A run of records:
.....

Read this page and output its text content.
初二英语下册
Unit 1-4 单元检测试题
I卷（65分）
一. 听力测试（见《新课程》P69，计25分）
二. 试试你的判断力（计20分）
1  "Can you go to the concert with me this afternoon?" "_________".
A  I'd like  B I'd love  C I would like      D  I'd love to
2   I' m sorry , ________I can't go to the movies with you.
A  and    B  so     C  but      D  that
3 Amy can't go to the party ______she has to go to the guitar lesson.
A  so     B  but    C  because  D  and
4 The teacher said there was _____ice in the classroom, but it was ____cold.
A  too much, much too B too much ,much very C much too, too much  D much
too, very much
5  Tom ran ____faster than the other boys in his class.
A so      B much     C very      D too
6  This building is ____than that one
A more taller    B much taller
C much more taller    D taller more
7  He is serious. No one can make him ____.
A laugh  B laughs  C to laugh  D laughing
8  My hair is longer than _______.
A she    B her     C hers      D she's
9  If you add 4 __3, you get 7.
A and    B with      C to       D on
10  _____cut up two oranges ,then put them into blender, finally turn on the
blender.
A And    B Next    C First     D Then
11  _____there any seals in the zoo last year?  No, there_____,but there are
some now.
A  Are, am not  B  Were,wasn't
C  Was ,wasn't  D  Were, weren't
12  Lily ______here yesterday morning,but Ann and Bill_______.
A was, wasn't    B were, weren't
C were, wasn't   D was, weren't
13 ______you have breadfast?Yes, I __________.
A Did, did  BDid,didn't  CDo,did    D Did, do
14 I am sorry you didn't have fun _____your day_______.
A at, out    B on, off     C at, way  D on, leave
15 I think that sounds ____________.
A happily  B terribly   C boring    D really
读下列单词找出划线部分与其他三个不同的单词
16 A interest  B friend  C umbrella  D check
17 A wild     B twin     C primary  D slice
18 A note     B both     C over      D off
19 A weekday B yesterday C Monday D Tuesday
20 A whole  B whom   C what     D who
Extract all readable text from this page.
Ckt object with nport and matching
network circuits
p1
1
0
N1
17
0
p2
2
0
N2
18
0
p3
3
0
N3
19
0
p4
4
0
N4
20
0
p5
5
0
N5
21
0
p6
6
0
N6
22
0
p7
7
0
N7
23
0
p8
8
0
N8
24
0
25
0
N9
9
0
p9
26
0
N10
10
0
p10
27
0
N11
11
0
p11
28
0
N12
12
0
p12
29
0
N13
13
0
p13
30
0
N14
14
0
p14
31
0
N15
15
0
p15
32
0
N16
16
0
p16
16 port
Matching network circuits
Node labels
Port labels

.....

Copy down every line of the entries containing the word "there".

4 The teacher said there was _____ice in the classroom, but it was ____cold.
11  _____there any seals in the zoo last year?  No, there_____,but there are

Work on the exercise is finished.